**WRITTEN EXERCISE**.
Copy these lines word for word, beginning at the line that contains "footnote: (*)Precios Promedios" and stopping after the line that contains "price table: Variación % día".
[start]
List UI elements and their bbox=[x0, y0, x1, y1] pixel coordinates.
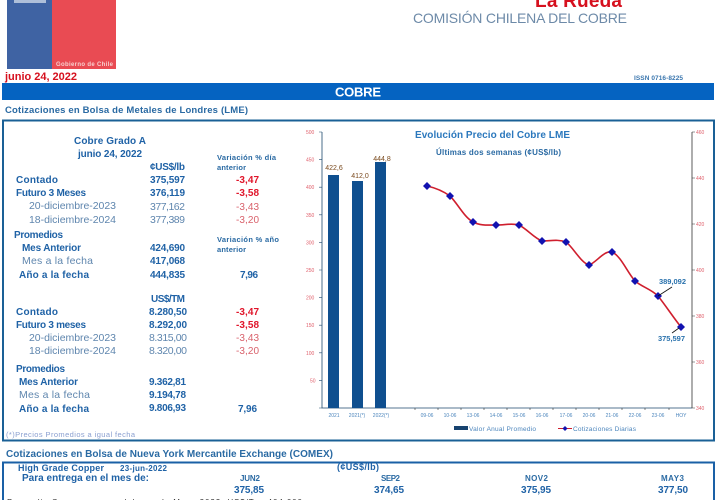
footnote: (*)Precios Promedios a igual fecha bbox=[6, 430, 136, 439]
callout: 375,597 bbox=[658, 328, 685, 343]
price table: 8.315,00 bbox=[149, 332, 187, 344]
bar chart: annual average: 2021 bbox=[328, 413, 340, 419]
line chart: daily quotes bbox=[415, 130, 705, 419]
price table: -3,20 bbox=[236, 346, 259, 357]
COMEX column: SEP2: SEP2 bbox=[381, 474, 401, 483]
bar chart: annual average: 450 bbox=[306, 158, 315, 164]
COMEX column: JUN2 bbox=[234, 474, 264, 496]
line chart: daily quotes: HOY bbox=[676, 413, 687, 419]
price table: 7,96 bbox=[238, 404, 257, 415]
bar chart: annual average: 200 bbox=[306, 296, 315, 302]
line chart: daily quotes: 15-06 bbox=[513, 413, 526, 419]
price table: -3,20 bbox=[236, 215, 259, 226]
price table: 20-diciembre-2023 bbox=[29, 332, 116, 344]
line chart: daily quotes: 420 bbox=[696, 222, 705, 228]
bar chart: annual average: 300 bbox=[306, 240, 315, 246]
line chart: daily quotes: 340 bbox=[696, 406, 705, 412]
line chart: daily quotes: 440 bbox=[696, 176, 705, 182]
price table: Variación % día bbox=[217, 153, 277, 162]
COMEX column: NOV2: 375,95 bbox=[521, 485, 551, 496]
bar chart: annual average: 412,0 bbox=[351, 173, 369, 180]
line chart: daily quotes: 22-06 bbox=[629, 413, 642, 419]
price table: -3,43 bbox=[236, 333, 259, 344]
line chart: daily quotes: 400 bbox=[696, 268, 705, 274]
price table bbox=[14, 136, 279, 415]
legend bbox=[454, 426, 637, 433]
line chart: daily quotes: 460 bbox=[696, 130, 705, 136]
banner: COBRE: COBRE bbox=[335, 84, 381, 100]
price table: 424,690 bbox=[150, 243, 185, 254]
bar chart: annual average bbox=[306, 130, 692, 419]
line chart: daily quotes: 17-06 bbox=[560, 413, 573, 419]
price table: 18-diciembre-2024 bbox=[29, 345, 116, 357]
price table: -3,58 bbox=[236, 320, 259, 331]
price table: Contado bbox=[16, 307, 58, 318]
bar chart: annual average: 500 bbox=[306, 130, 315, 136]
price table: Año a la fecha bbox=[19, 270, 89, 281]
price table: ¢US$/lb bbox=[150, 162, 185, 173]
ISSN: ISSN 0716-8225 bbox=[634, 75, 683, 82]
price table: 444,835 bbox=[150, 270, 185, 281]
COMEX column: NOV2: NOV2 bbox=[525, 474, 549, 483]
price table: Mes a la fecha bbox=[19, 389, 90, 401]
price table: US$/TM bbox=[151, 294, 185, 305]
bar chart: annual average: 2022(*) bbox=[373, 413, 390, 419]
price table: Cobre Grado A bbox=[74, 136, 146, 147]
price table: anterior bbox=[217, 245, 246, 254]
price table: 417,068 bbox=[150, 256, 185, 267]
line chart: daily quotes: 20-06 bbox=[583, 413, 596, 419]
price table: Promedios bbox=[14, 230, 63, 241]
callout: 375,597: 375,597 bbox=[658, 334, 685, 343]
line chart: daily quotes: 23-06 bbox=[652, 413, 665, 419]
price table: Variación % año bbox=[217, 235, 279, 244]
logo: Gobierno de Chile bbox=[7, 0, 116, 69]
price table: Futuro 3 meses bbox=[16, 320, 86, 331]
COMEX column: MAY3: 377,50 bbox=[658, 485, 688, 496]
price table: -3,47 bbox=[236, 307, 259, 318]
price table: 9.362,81 bbox=[149, 377, 186, 388]
price table: Contado bbox=[16, 175, 58, 186]
price table: Futuro 3 Meses bbox=[16, 188, 86, 199]
panel: COMEX: 23-jun-2022 bbox=[120, 464, 168, 473]
price table: 377,162 bbox=[150, 201, 185, 213]
price table: -3,43 bbox=[236, 202, 259, 213]
line chart: daily quotes: 380 bbox=[696, 314, 705, 320]
COMEX labels: High Grade Copper bbox=[18, 463, 104, 473]
line chart: daily quotes: 21-06 bbox=[606, 413, 619, 419]
price table: 18-diciembre-2024 bbox=[29, 214, 116, 226]
price table: 9.806,93 bbox=[149, 403, 186, 414]
price table: anterior bbox=[217, 163, 246, 172]
price table: 9.194,78 bbox=[149, 390, 186, 401]
line chart: daily quotes: 16-06 bbox=[536, 413, 549, 419]
COMEX column: NOV2 bbox=[521, 474, 551, 496]
line chart: daily quotes: 14-06 bbox=[490, 413, 503, 419]
price table: 376,119 bbox=[150, 188, 185, 199]
panel: COMEX: (¢US$/lb) bbox=[337, 462, 379, 472]
price table: 377,389 bbox=[150, 214, 185, 226]
legend: Valor Anual Promedio bbox=[469, 426, 536, 433]
bar chart: annual average: 150 bbox=[306, 323, 315, 329]
line chart: daily quotes: 09-06 bbox=[421, 413, 434, 419]
bar chart: annual average: 2021(*) bbox=[349, 413, 366, 419]
line chart: daily quotes: 13-06 bbox=[467, 413, 480, 419]
COMEX column: SEP2 bbox=[374, 474, 404, 496]
bar chart: annual average: 250 bbox=[306, 268, 315, 274]
bar chart: annual average: 50 bbox=[310, 378, 316, 384]
price table: -3,47 bbox=[236, 175, 259, 186]
price table: 375,597 bbox=[150, 175, 185, 186]
COMEX column: JUN2: 375,85 bbox=[234, 485, 264, 496]
line chart: daily quotes: 360 bbox=[696, 360, 705, 366]
price table: Mes Anterior bbox=[19, 377, 78, 388]
price table: 7,96 bbox=[240, 270, 258, 281]
price table: junio 24, 2022 bbox=[77, 149, 142, 160]
line chart: daily quotes: 10-06 bbox=[444, 413, 457, 419]
price table: 20-diciembre-2023 bbox=[29, 200, 116, 212]
bar chart: annual average: 100 bbox=[306, 351, 315, 357]
price table: 8.292,00 bbox=[149, 320, 187, 331]
subtitle: Comisión Chilena del Cobre: COMISIÓN CHILENA DEL COBRE bbox=[413, 10, 627, 26]
bar chart: annual average: 350 bbox=[306, 213, 315, 219]
COMEX column: MAY3: MAY3 bbox=[661, 474, 685, 483]
price table: Año a la fecha bbox=[19, 404, 89, 415]
legend: Cotizaciones Diarias bbox=[573, 426, 637, 433]
heading: COMEX: Cotizaciones en Bolsa de Nueva York Mercantile Exchange (COMEX) bbox=[6, 449, 333, 460]
banner: COBRE bbox=[2, 83, 714, 100]
price table: 8.320,00 bbox=[149, 345, 187, 357]
heading: LME: Cotizaciones en Bolsa de Metales de Londres (LME) bbox=[5, 105, 248, 116]
panel: COMEX: Para entrega en el mes de: bbox=[22, 473, 149, 484]
bar chart: annual average: 444,8 bbox=[373, 156, 391, 163]
COMEX column: JUN2: JUN2 bbox=[240, 474, 261, 483]
date: junio 24, 2022 bbox=[4, 71, 77, 83]
price table: Mes a la fecha bbox=[22, 255, 93, 267]
callout: 389,092 bbox=[658, 277, 686, 296]
panel: COMEX bbox=[3, 462, 714, 500]
bar chart: annual average: 400 bbox=[306, 185, 315, 191]
bar chart: annual average: 422,6 bbox=[325, 165, 343, 172]
price table: 8.280,50 bbox=[149, 307, 187, 318]
chart heading: Evolución Precio del Cobre LME bbox=[415, 130, 570, 141]
chart subtitle: Últimas dos semanas (¢US$/lb) bbox=[436, 148, 561, 157]
price table: -3,58 bbox=[236, 188, 259, 199]
callout: 389,092: 389,092 bbox=[659, 277, 686, 286]
panel: LME bbox=[3, 120, 714, 440]
COMEX column: SEP2: 374,65 bbox=[374, 485, 404, 496]
logo: Gobierno de Chile: Gobierno de Chile bbox=[56, 62, 114, 68]
COMEX column: MAY3 bbox=[658, 474, 688, 496]
price table: Promedios bbox=[16, 364, 65, 375]
price table: Mes Anterior bbox=[22, 243, 81, 254]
[end]
**ANSWER TO THIS EXERCISE**.
footnote: (*)Precios Promedios a igual fecha bbox=[6, 430, 136, 439]
callout: 375,597 bbox=[658, 328, 685, 343]
price table: 8.315,00 bbox=[149, 332, 187, 344]
bar chart: annual average: 2021 bbox=[328, 413, 340, 419]
line chart: daily quotes bbox=[415, 130, 705, 419]
price table: -3,20 bbox=[236, 346, 259, 357]
COMEX column: SEP2: SEP2 bbox=[381, 474, 401, 483]
bar chart: annual average: 450 bbox=[306, 158, 315, 164]
COMEX column: JUN2 bbox=[234, 474, 264, 496]
line chart: daily quotes: HOY bbox=[676, 413, 687, 419]
price table: 7,96 bbox=[238, 404, 257, 415]
bar chart: annual average: 200 bbox=[306, 296, 315, 302]
line chart: daily quotes: 15-06 bbox=[513, 413, 526, 419]
price table: -3,20 bbox=[236, 215, 259, 226]
price table: 20-diciembre-2023 bbox=[29, 332, 116, 344]
line chart: daily quotes: 420 bbox=[696, 222, 705, 228]
bar chart: annual average: 300 bbox=[306, 240, 315, 246]
line chart: daily quotes: 340 bbox=[696, 406, 705, 412]
line chart: daily quotes: 440 bbox=[696, 176, 705, 182]
price table: Variación % día bbox=[217, 153, 277, 162]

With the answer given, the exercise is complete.